--- Begin ---

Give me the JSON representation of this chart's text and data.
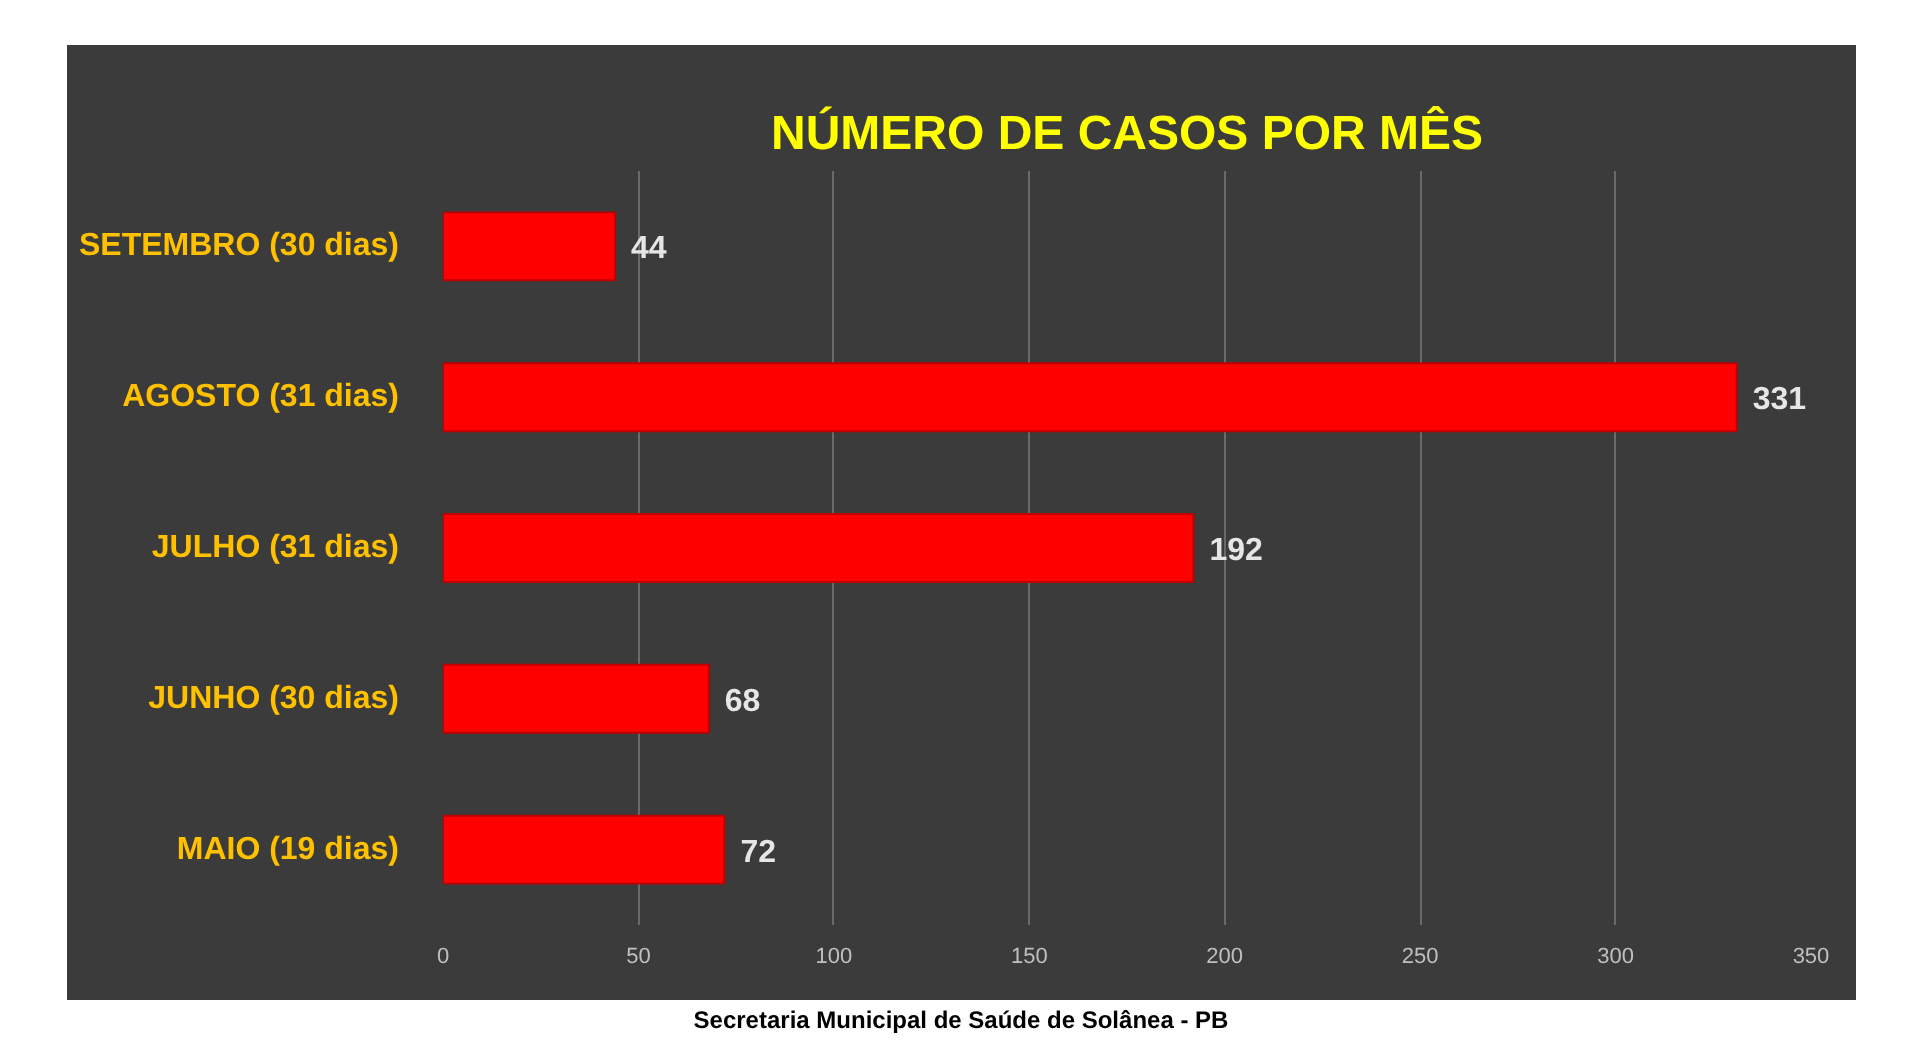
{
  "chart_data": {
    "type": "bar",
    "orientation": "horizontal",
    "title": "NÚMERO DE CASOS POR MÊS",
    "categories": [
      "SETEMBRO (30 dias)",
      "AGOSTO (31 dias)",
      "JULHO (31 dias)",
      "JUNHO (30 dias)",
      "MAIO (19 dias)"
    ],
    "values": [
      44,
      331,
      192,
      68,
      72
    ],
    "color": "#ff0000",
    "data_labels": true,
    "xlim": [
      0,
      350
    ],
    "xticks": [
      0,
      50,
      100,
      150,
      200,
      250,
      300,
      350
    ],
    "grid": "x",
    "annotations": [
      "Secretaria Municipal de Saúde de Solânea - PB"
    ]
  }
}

--- End ---

(GIVEN INSTRUCTION): Without the pictures, restate each entry exactly.

(EXPECTED ANSWER):
Give me the JSON representation of this chart's text and data.
{
  "chart_data": {
    "type": "bar",
    "orientation": "horizontal",
    "title": "NÚMERO DE CASOS POR MÊS",
    "categories": [
      "SETEMBRO (30 dias)",
      "AGOSTO (31 dias)",
      "JULHO (31 dias)",
      "JUNHO (30 dias)",
      "MAIO (19 dias)"
    ],
    "values": [
      44,
      331,
      192,
      68,
      72
    ],
    "color": "#ff0000",
    "data_labels": true,
    "xlim": [
      0,
      350
    ],
    "xticks": [
      0,
      50,
      100,
      150,
      200,
      250,
      300,
      350
    ],
    "grid": "x",
    "annotations": [
      "Secretaria Municipal de Saúde de Solânea - PB"
    ]
  }
}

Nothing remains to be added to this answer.